TASK TO CARRY OUT: The listing below is the input. Say how many of its lines contain "icon", giving the number alone.
** BEGIN **
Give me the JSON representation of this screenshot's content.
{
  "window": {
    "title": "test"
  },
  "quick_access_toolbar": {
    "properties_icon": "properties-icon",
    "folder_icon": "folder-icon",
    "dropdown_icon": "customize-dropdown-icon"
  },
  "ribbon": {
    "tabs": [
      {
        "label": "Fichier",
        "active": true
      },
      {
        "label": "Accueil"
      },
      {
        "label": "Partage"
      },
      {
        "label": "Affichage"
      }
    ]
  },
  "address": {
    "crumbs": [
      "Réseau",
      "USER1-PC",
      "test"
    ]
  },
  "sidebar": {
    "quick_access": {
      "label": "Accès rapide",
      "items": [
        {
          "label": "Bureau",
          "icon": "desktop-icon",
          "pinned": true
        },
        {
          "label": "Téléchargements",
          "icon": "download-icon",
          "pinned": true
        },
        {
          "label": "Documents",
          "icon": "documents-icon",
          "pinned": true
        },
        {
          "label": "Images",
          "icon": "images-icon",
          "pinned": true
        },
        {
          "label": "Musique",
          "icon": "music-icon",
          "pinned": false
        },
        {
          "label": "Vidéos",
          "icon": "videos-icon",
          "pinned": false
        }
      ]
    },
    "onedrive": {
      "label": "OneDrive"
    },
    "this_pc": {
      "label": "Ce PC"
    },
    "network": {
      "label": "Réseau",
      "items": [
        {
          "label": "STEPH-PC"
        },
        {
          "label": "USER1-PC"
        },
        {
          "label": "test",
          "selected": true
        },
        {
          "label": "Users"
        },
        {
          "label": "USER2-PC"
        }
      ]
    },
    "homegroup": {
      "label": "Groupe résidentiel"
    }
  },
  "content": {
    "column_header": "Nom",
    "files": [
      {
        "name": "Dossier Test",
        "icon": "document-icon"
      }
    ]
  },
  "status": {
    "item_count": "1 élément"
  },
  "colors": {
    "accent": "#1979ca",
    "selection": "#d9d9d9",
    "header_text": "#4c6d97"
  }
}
** END **
FINAL ANSWER: 10